## START SUPPLIED MATERIAL

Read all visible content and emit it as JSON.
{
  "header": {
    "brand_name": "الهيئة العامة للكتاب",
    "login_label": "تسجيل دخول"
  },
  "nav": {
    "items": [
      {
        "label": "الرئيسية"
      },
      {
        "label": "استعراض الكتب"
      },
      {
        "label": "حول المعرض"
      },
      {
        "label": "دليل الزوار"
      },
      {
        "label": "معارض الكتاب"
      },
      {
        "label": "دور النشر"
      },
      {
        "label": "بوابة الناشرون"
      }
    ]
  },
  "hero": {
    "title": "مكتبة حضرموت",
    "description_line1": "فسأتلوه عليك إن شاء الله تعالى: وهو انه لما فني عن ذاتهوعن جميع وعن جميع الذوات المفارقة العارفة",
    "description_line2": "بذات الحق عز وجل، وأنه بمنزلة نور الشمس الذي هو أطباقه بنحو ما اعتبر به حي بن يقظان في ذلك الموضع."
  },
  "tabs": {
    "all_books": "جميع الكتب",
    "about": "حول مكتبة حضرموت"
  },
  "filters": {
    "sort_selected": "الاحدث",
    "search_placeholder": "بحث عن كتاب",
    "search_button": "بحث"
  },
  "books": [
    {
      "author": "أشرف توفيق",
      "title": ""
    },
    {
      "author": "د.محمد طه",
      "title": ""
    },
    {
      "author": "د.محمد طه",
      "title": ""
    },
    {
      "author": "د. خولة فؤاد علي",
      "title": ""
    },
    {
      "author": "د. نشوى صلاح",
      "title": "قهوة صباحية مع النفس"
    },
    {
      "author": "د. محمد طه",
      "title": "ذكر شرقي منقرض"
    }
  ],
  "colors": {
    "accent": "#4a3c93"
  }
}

## END SUPPLIED MATERIAL

Please quote every record above exactly as it appears.

## WORKED ANSWER
Read all visible content and emit it as JSON.
{
  "header": {
    "brand_name": "الهيئة العامة للكتاب",
    "login_label": "تسجيل دخول"
  },
  "nav": {
    "items": [
      {
        "label": "الرئيسية"
      },
      {
        "label": "استعراض الكتب"
      },
      {
        "label": "حول المعرض"
      },
      {
        "label": "دليل الزوار"
      },
      {
        "label": "معارض الكتاب"
      },
      {
        "label": "دور النشر"
      },
      {
        "label": "بوابة الناشرون"
      }
    ]
  },
  "hero": {
    "title": "مكتبة حضرموت",
    "description_line1": "فسأتلوه عليك إن شاء الله تعالى: وهو انه لما فني عن ذاتهوعن جميع وعن جميع الذوات المفارقة العارفة",
    "description_line2": "بذات الحق عز وجل، وأنه بمنزلة نور الشمس الذي هو أطباقه بنحو ما اعتبر به حي بن يقظان في ذلك الموضع."
  },
  "tabs": {
    "all_books": "جميع الكتب",
    "about": "حول مكتبة حضرموت"
  },
  "filters": {
    "sort_selected": "الاحدث",
    "search_placeholder": "بحث عن كتاب",
    "search_button": "بحث"
  },
  "books": [
    {
      "author": "أشرف توفيق",
      "title": ""
    },
    {
      "author": "د.محمد طه",
      "title": ""
    },
    {
      "author": "د.محمد طه",
      "title": ""
    },
    {
      "author": "د. خولة فؤاد علي",
      "title": ""
    },
    {
      "author": "د. نشوى صلاح",
      "title": "قهوة صباحية مع النفس"
    },
    {
      "author": "د. محمد طه",
      "title": "ذكر شرقي منقرض"
    }
  ],
  "colors": {
    "accent": "#4a3c93"
  }
}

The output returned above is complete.